- Ketentuan Tugas
(A) Jawab singkat berdasarkan tulisan tentang Sumpah Pemuda:
(i) Apa yang ditanyakan sang Ibu sebelum mengakhiri emailnya?
(ii) Kapan dan di mana upacara bendera digelar waktu sekolah dulu?
(iii) Apa tiga elemen yang hubungan strategisnya tidak diajarkan?
(B) Lanjutkan tulisan tentang Sumpah Pemuda itu, mulai setelah kalimat terakhirnya.

- Teks yang Diberikan
==============================

Saturday, October 28, 2017

SUMPAH PEMUDA 2017


Seorang Ibu dengan prihatin menulis sebuah email yang sangat panjang. Intinya ia menceritakan bagaimana kehidupan putra dan puterinya tergerus globalisasi. Sesuatu yang sangat wajar sebenarnya. Dan tidak akan mampu kita hindari. Namun dalam ceritanya itu, sang Ibu memiliki sebuah kesedihan panjang, bahwa kita menjadi miskin nilai. Kita menjadi anonim. Yang membuat kita gamang dan akhirnya menjadi mudah dipengaruhi. Sang Ibu mencontohkan kita ini ibarat sebuah baju putih yang kotor dan merindukan deterjen. Sebelum ia mengakhiri emailnya, sang Ibu bertanya – “Apakah kita butuh sebuah Sumpah Pemuda yang baru ?”

Saya jadi inget waktu sekolah dulu. Setiap Senin pagi diawal bulan, dilapangan olahraga selalu digelar upacara bendera. Disamping kita harus fasih bisa menyanyikan Indonesia Raya, kita juga harus bisa menghafal Sumpah Pemuda. Saat itu Sumpah Pemuda lebih bermakna sebagai hafalan wajib. Memang kita diajarkan juga sejarahnya mulai dari gerakan Kebangkitan Nasional di tahun 1908 hingga Sumpah Pemuda itu sendiri di tahun 1928. Yang tidak diajarkan kepada kami adalah hubungan strategis dari 3 elemen, yaitu tanah air, bangsa dan bahasa.

==============================

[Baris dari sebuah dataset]
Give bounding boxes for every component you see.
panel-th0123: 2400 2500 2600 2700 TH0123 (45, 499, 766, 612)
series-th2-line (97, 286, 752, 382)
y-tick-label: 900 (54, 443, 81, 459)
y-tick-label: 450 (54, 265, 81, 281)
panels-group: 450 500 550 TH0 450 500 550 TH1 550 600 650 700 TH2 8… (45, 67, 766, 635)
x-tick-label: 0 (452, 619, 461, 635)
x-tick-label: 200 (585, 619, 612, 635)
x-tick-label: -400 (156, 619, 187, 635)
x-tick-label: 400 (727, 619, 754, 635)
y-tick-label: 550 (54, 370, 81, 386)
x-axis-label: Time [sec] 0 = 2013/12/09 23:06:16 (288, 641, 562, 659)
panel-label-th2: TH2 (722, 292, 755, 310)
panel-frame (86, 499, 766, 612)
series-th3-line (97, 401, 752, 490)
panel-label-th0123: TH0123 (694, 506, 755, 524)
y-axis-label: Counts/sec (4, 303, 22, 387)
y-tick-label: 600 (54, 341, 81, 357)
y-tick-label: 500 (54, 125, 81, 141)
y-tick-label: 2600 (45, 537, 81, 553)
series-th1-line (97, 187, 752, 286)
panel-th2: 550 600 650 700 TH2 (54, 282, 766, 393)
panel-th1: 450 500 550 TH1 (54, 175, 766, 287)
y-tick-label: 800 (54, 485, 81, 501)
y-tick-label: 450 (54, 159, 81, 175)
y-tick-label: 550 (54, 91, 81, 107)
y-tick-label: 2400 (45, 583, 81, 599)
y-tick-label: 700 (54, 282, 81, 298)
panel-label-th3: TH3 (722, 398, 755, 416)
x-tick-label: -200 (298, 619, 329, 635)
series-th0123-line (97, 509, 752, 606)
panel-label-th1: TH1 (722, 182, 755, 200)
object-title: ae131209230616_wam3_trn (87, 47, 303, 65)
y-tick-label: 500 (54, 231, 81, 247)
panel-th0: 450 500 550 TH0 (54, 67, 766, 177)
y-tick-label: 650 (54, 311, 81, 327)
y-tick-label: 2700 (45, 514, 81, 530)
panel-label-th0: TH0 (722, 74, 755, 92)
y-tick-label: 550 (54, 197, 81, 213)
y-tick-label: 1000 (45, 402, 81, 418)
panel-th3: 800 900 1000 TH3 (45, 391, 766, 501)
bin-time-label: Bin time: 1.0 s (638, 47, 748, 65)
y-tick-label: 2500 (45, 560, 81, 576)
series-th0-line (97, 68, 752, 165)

==============================

- Jawaban Tugas
(A)
(i) "Apakah kita butuh sebuah Sumpah Pemuda yang baru?"
(ii) Setiap Senin pagi di awal bulan, di lapangan olahraga.
(iii) Tanah air, bangsa, dan bahasa.

(B)
Waktu berjalan dengan cepat, ketika saya mulai bekerja seusai kuliah, barulah kemudian saya bertemu dengan teman-teman yang lebih cerdas menjabarkan nilai strategis Indonesia baik dari bentuknya yang berupa kepulauan hingga kekayaan alamnya, serta potensi ekonomi dan geopolitiknya. Dari semua penjelasan itu, hanya ada satu yang menjelaskannya kepada saya dengan gamblang dan sederhana. Saat itu saya masih bekerja di Pasar Swalayan Hero, dan saya bertemu dengan seorang pecinta makanan. Kalau istilah jaman sekarang seorang “Foodie”.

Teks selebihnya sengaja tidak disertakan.